▶ ARBEITSAUFTRAG 1
Gib aus dem Textauszug über das Wallaby in Spandau einen Abschnitt wortgetreu wieder. Setze bei den Worten „Der Vorfall ereignete“ ein und höre nach „einer Begegnung herausgegeben.“ auf.
▶ ARBEITSAUFTRAG 2
Schreibe den Textauszug über das Wallaby in Spandau im Anschluss an seinen letzten Satz weiter.

▶ TEXTAUSZUG
**********

Ausgebüxtes Wallaby in Berlin-Spandau sorgt für Aufsehen und Sicherheitswarnungen
Siglinde WerneckeAusgebüxtes Wallaby in Berlin-Spandau sorgt für Aufsehen und Sicherheitswarnungen
Känguru in Berlin-Spandau auf freiem Fuß – Behörden raten zur Vorsicht
In Berlins Bezirk Spandau hält sich seit Sonntag ein Känguru in Freiheit auf, nachdem es seinem Besitzer entkommen ist. Anwohner im Ortsteil Kladow entdeckten das Tier als Erste; die Behörden gehen davon aus, dass es sich vermutlich um ein Wallaby handelt. Die Polizei hat die Sichtungen bestätigt, wird jedoch keine gezielte Suche einleiten.
Der Vorfall ereignete sich am Wochenende, als das Tier aus seinem Gehege ausbrach. Nachbarn alarmierten umgehend die Polizei, die seine Anwesenheit in der Gegend bestätigte. Zwar gelten Wallabys für Erwachsene in der Regel nicht als gefährlich, dennoch haben die Behörden Sicherheitshinweise für den Fall einer Begegnung herausgegeben.

**********

▶ VORLIEGENDE EINTRÄGE
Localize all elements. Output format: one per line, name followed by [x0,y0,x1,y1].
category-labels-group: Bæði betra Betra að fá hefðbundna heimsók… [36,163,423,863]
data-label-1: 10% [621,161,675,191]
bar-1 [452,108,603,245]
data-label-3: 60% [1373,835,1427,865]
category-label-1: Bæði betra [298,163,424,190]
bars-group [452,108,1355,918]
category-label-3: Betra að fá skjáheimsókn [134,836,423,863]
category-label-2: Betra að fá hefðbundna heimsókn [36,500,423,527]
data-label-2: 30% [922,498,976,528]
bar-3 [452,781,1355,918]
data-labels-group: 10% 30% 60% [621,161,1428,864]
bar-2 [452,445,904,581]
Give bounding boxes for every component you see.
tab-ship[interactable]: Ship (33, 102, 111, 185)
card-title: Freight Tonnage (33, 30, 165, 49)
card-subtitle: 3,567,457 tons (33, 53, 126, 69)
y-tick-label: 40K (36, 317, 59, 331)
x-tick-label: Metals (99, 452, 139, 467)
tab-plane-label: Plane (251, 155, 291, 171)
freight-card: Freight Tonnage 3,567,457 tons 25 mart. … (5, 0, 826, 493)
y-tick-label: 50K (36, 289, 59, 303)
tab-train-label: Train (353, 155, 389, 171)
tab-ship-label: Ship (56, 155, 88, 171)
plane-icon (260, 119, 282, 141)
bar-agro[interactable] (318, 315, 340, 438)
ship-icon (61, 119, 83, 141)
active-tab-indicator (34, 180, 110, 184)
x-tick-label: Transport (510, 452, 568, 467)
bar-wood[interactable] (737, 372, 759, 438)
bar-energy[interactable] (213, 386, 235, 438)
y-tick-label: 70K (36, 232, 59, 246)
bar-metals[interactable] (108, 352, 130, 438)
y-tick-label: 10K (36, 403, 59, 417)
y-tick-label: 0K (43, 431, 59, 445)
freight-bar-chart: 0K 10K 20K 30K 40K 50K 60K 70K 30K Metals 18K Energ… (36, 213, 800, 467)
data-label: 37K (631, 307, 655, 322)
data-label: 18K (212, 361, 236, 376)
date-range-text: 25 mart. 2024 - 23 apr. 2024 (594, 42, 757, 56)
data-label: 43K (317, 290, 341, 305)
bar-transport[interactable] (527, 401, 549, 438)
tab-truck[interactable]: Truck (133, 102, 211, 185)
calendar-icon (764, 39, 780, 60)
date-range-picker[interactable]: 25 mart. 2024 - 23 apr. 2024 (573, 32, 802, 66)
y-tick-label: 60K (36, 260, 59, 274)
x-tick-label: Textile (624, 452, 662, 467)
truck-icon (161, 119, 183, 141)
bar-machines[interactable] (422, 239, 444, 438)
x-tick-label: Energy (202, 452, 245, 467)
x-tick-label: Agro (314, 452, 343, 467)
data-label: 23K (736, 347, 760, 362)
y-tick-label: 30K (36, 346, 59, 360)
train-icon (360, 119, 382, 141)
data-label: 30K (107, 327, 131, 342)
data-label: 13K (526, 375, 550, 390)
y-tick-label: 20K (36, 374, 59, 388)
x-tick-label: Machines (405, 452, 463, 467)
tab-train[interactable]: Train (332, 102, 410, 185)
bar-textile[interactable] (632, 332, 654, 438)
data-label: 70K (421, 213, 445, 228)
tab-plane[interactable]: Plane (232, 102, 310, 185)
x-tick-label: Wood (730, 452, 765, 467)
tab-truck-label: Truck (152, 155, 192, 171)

**********

▶ ENDGÜLTIGE ANTWORT 1
Der Vorfall ereignete sich am Wochenende, als das Tier aus seinem Gehege ausbrach. Nachbarn alarmierten umgehend die Polizei, die seine Anwesenheit in der Gegend bestätigte. Zwar gelten Wallabys für Erwachsene in der Regel nicht als gefährlich, dennoch haben die Behörden Sicherheitshinweise für den Fall einer Begegnung herausgegeben.

▶ ENDGÜLTIGE ANTWORT 2
Kinder wird geraten, ruhig zu bleiben und sich seitwärts vom Tier zu entfernen, falls sie ihm begegnen. Im unwahrscheinlichen Fall eines Angriffs sollten Erwachsene sofort Deckung suchen. Kindern wird empfohlen, sich flach auf den Bauch zu legen, Kopf und Nacken zu schützen und die Beine anzuziehen.
Die Behörden bitten die Bevölkerung, mögliche Sichtungen zu melden, werden aber keine Suchaktion koordinieren. Der Besitzer des Tieres ist bisher nicht ermittelt, und es bleibt unklar, wie es zur Flucht kommen konnte.
Das Wallaby hält sich weiterhin in Kladow auf, ohne dass derzeit eine akute Gefahr für Anwohner besteht. Die Polizei verlässt sich auf Meldungen aus der Bevölkerung, um seine Bewegungen nachzuverfolgen. Wer das Tier sieht, soll sich bei den lokalen Behörden melden und dabei die angegebenen Sicherheitsmaßnahmen beachten.